■ **DATA TO PROCESS**:
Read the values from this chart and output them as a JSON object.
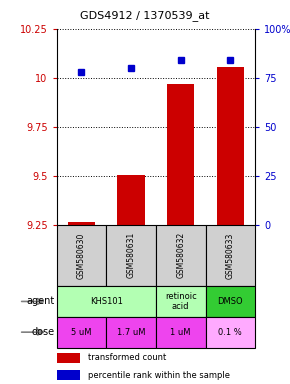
{
  "title": "GDS4912 / 1370539_at",
  "samples": [
    "GSM580630",
    "GSM580631",
    "GSM580632",
    "GSM580633"
  ],
  "bar_values": [
    9.265,
    9.505,
    9.97,
    10.055
  ],
  "bar_base": 9.25,
  "dot_values": [
    78,
    80,
    84,
    84
  ],
  "ylim_left": [
    9.25,
    10.25
  ],
  "ylim_right": [
    0,
    100
  ],
  "yticks_left": [
    9.25,
    9.5,
    9.75,
    10.0,
    10.25
  ],
  "yticks_right": [
    0,
    25,
    50,
    75,
    100
  ],
  "ytick_labels_left": [
    "9.25",
    "9.5",
    "9.75",
    "10",
    "10.25"
  ],
  "ytick_labels_right": [
    "0",
    "25",
    "50",
    "75",
    "100%"
  ],
  "agent_groups": [
    {
      "label": "KHS101",
      "start": 0,
      "end": 2,
      "color": "#b3ffb3"
    },
    {
      "label": "retinoic\nacid",
      "start": 2,
      "end": 3,
      "color": "#b3ffb3"
    },
    {
      "label": "DMSO",
      "start": 3,
      "end": 4,
      "color": "#33cc33"
    }
  ],
  "dose_labels": [
    "5 uM",
    "1.7 uM",
    "1 uM",
    "0.1 %"
  ],
  "dose_colors": [
    "#ee44ee",
    "#ee44ee",
    "#ee44ee",
    "#ffaaff"
  ],
  "bar_color": "#cc0000",
  "dot_color": "#0000cc",
  "sample_bg": "#d0d0d0"
}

■ **WRITTEN REQUEST**: Reproduce every record word for word. The copy must contain no pictures.

■ **TASK ANSWER**:
Read the values from this chart and output them as a JSON object.
{
  "title": "GDS4912 / 1370539_at",
  "samples": [
    "GSM580630",
    "GSM580631",
    "GSM580632",
    "GSM580633"
  ],
  "bar_values": [
    9.265,
    9.505,
    9.97,
    10.055
  ],
  "bar_base": 9.25,
  "dot_values": [
    78,
    80,
    84,
    84
  ],
  "ylim_left": [
    9.25,
    10.25
  ],
  "ylim_right": [
    0,
    100
  ],
  "yticks_left": [
    9.25,
    9.5,
    9.75,
    10.0,
    10.25
  ],
  "yticks_right": [
    0,
    25,
    50,
    75,
    100
  ],
  "ytick_labels_left": [
    "9.25",
    "9.5",
    "9.75",
    "10",
    "10.25"
  ],
  "ytick_labels_right": [
    "0",
    "25",
    "50",
    "75",
    "100%"
  ],
  "agent_groups": [
    {
      "label": "KHS101",
      "start": 0,
      "end": 2,
      "color": "#b3ffb3"
    },
    {
      "label": "retinoic\nacid",
      "start": 2,
      "end": 3,
      "color": "#b3ffb3"
    },
    {
      "label": "DMSO",
      "start": 3,
      "end": 4,
      "color": "#33cc33"
    }
  ],
  "dose_labels": [
    "5 uM",
    "1.7 uM",
    "1 uM",
    "0.1 %"
  ],
  "dose_colors": [
    "#ee44ee",
    "#ee44ee",
    "#ee44ee",
    "#ffaaff"
  ],
  "bar_color": "#cc0000",
  "dot_color": "#0000cc",
  "sample_bg": "#d0d0d0"
}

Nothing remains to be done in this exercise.